Collected data entries:
━━━━━━━━━━━━━━━━━━━━━━━━━━━━━━

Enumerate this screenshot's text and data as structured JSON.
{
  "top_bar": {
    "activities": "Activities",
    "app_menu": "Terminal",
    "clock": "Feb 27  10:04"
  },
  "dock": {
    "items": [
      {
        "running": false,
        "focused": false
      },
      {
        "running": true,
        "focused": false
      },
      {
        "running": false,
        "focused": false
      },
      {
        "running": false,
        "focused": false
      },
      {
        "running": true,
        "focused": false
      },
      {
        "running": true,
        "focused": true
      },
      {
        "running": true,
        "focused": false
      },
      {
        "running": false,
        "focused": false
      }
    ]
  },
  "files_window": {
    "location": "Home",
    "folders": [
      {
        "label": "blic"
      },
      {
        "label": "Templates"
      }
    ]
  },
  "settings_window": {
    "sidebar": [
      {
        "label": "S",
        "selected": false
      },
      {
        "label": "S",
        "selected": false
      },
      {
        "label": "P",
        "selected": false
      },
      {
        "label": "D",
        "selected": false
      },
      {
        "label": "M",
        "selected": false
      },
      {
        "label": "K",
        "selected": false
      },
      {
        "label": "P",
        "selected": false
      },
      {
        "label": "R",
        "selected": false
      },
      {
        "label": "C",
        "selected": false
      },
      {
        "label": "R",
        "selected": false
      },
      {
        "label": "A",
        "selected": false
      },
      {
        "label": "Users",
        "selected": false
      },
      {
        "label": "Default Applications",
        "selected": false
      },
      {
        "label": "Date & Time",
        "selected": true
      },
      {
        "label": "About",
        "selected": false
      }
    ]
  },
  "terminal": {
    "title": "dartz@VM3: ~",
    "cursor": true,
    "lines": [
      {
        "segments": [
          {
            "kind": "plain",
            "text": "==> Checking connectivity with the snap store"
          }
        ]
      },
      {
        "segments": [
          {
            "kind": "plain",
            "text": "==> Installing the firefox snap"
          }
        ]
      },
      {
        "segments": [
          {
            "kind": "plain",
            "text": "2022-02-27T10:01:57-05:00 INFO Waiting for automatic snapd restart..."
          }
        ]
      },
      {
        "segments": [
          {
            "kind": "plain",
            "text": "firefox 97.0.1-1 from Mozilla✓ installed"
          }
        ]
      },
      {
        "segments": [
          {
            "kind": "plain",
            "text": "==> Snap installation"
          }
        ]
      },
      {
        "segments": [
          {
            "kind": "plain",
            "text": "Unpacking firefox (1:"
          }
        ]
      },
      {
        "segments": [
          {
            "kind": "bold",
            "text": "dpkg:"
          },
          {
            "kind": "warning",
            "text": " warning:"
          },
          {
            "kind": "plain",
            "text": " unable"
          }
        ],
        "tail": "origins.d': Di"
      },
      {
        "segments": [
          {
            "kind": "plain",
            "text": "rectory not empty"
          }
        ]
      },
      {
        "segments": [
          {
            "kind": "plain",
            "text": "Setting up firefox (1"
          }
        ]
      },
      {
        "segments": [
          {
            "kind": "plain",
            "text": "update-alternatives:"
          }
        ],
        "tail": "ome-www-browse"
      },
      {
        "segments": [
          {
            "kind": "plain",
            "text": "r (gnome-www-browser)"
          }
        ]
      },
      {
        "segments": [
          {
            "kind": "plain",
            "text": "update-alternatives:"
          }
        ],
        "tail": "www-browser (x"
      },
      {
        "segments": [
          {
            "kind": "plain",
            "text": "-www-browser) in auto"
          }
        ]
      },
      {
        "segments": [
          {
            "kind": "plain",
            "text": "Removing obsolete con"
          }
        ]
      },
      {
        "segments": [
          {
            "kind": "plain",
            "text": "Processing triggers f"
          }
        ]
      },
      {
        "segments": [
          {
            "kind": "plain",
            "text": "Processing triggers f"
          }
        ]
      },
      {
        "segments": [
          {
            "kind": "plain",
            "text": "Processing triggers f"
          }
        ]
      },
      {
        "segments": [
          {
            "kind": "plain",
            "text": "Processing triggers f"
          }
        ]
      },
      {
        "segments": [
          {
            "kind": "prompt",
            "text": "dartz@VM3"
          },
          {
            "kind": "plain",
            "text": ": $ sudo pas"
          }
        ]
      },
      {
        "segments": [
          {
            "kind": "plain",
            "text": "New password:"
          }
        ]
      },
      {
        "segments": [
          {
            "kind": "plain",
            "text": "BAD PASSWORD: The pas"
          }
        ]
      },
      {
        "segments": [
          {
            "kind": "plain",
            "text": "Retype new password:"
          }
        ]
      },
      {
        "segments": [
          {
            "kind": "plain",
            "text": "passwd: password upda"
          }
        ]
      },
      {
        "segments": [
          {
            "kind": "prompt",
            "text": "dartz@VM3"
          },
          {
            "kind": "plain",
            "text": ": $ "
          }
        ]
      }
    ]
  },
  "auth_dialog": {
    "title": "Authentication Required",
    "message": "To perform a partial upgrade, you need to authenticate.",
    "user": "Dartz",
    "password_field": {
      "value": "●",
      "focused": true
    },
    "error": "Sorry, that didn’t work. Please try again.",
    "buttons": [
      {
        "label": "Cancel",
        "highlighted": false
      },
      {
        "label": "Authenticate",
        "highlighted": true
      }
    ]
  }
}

━━━━━━━━━━━━━━━━━━━━━━━━━━━━━━

Exercise details: Return all of the entries exactly as written.

Answer to this exercise:
Enumerate this screenshot's text and data as structured JSON.
{
  "top_bar": {
    "activities": "Activities",
    "app_menu": "Terminal",
    "clock": "Feb 27  10:04"
  },
  "dock": {
    "items": [
      {
        "running": false,
        "focused": false
      },
      {
        "running": true,
        "focused": false
      },
      {
        "running": false,
        "focused": false
      },
      {
        "running": false,
        "focused": false
      },
      {
        "running": true,
        "focused": false
      },
      {
        "running": true,
        "focused": true
      },
      {
        "running": true,
        "focused": false
      },
      {
        "running": false,
        "focused": false
      }
    ]
  },
  "files_window": {
    "location": "Home",
    "folders": [
      {
        "label": "blic"
      },
      {
        "label": "Templates"
      }
    ]
  },
  "settings_window": {
    "sidebar": [
      {
        "label": "S",
        "selected": false
      },
      {
        "label": "S",
        "selected": false
      },
      {
        "label": "P",
        "selected": false
      },
      {
        "label": "D",
        "selected": false
      },
      {
        "label": "M",
        "selected": false
      },
      {
        "label": "K",
        "selected": false
      },
      {
        "label": "P",
        "selected": false
      },
      {
        "label": "R",
        "selected": false
      },
      {
        "label": "C",
        "selected": false
      },
      {
        "label": "R",
        "selected": false
      },
      {
        "label": "A",
        "selected": false
      },
      {
        "label": "Users",
        "selected": false
      },
      {
        "label": "Default Applications",
        "selected": false
      },
      {
        "label": "Date & Time",
        "selected": true
      },
      {
        "label": "About",
        "selected": false
      }
    ]
  },
  "terminal": {
    "title": "dartz@VM3: ~",
    "cursor": true,
    "lines": [
      {
        "segments": [
          {
            "kind": "plain",
            "text": "==> Checking connectivity with the snap store"
          }
        ]
      },
      {
        "segments": [
          {
            "kind": "plain",
            "text": "==> Installing the firefox snap"
          }
        ]
      },
      {
        "segments": [
          {
            "kind": "plain",
            "text": "2022-02-27T10:01:57-05:00 INFO Waiting for automatic snapd restart..."
          }
        ]
      },
      {
        "segments": [
          {
            "kind": "plain",
            "text": "firefox 97.0.1-1 from Mozilla✓ installed"
          }
        ]
      },
      {
        "segments": [
          {
            "kind": "plain",
            "text": "==> Snap installation"
          }
        ]
      },
      {
        "segments": [
          {
            "kind": "plain",
            "text": "Unpacking firefox (1:"
          }
        ]
      },
      {
        "segments": [
          {
            "kind": "bold",
            "text": "dpkg:"
          },
          {
            "kind": "warning",
            "text": " warning:"
          },
          {
            "kind": "plain",
            "text": " unable"
          }
        ],
        "tail": "origins.d': Di"
      },
      {
        "segments": [
          {
            "kind": "plain",
            "text": "rectory not empty"
          }
        ]
      },
      {
        "segments": [
          {
            "kind": "plain",
            "text": "Setting up firefox (1"
          }
        ]
      },
      {
        "segments": [
          {
            "kind": "plain",
            "text": "update-alternatives:"
          }
        ],
        "tail": "ome-www-browse"
      },
      {
        "segments": [
          {
            "kind": "plain",
            "text": "r (gnome-www-browser)"
          }
        ]
      },
      {
        "segments": [
          {
            "kind": "plain",
            "text": "update-alternatives:"
          }
        ],
        "tail": "www-browser (x"
      },
      {
        "segments": [
          {
            "kind": "plain",
            "text": "-www-browser) in auto"
          }
        ]
      },
      {
        "segments": [
          {
            "kind": "plain",
            "text": "Removing obsolete con"
          }
        ]
      },
      {
        "segments": [
          {
            "kind": "plain",
            "text": "Processing triggers f"
          }
        ]
      },
      {
        "segments": [
          {
            "kind": "plain",
            "text": "Processing triggers f"
          }
        ]
      },
      {
        "segments": [
          {
            "kind": "plain",
            "text": "Processing triggers f"
          }
        ]
      },
      {
        "segments": [
          {
            "kind": "plain",
            "text": "Processing triggers f"
          }
        ]
      },
      {
        "segments": [
          {
            "kind": "prompt",
            "text": "dartz@VM3"
          },
          {
            "kind": "plain",
            "text": ": $ sudo pas"
          }
        ]
      },
      {
        "segments": [
          {
            "kind": "plain",
            "text": "New password:"
          }
        ]
      },
      {
        "segments": [
          {
            "kind": "plain",
            "text": "BAD PASSWORD: The pas"
          }
        ]
      },
      {
        "segments": [
          {
            "kind": "plain",
            "text": "Retype new password:"
          }
        ]
      },
      {
        "segments": [
          {
            "kind": "plain",
            "text": "passwd: password upda"
          }
        ]
      },
      {
        "segments": [
          {
            "kind": "prompt",
            "text": "dartz@VM3"
          },
          {
            "kind": "plain",
            "text": ": $ "
          }
        ]
      }
    ]
  },
  "auth_dialog": {
    "title": "Authentication Required",
    "message": "To perform a partial upgrade, you need to authenticate.",
    "user": "Dartz",
    "password_field": {
      "value": "●",
      "focused": true
    },
    "error": "Sorry, that didn’t work. Please try again.",
    "buttons": [
      {
        "label": "Cancel",
        "highlighted": false
      },
      {
        "label": "Authenticate",
        "highlighted": true
      }
    ]
  }
}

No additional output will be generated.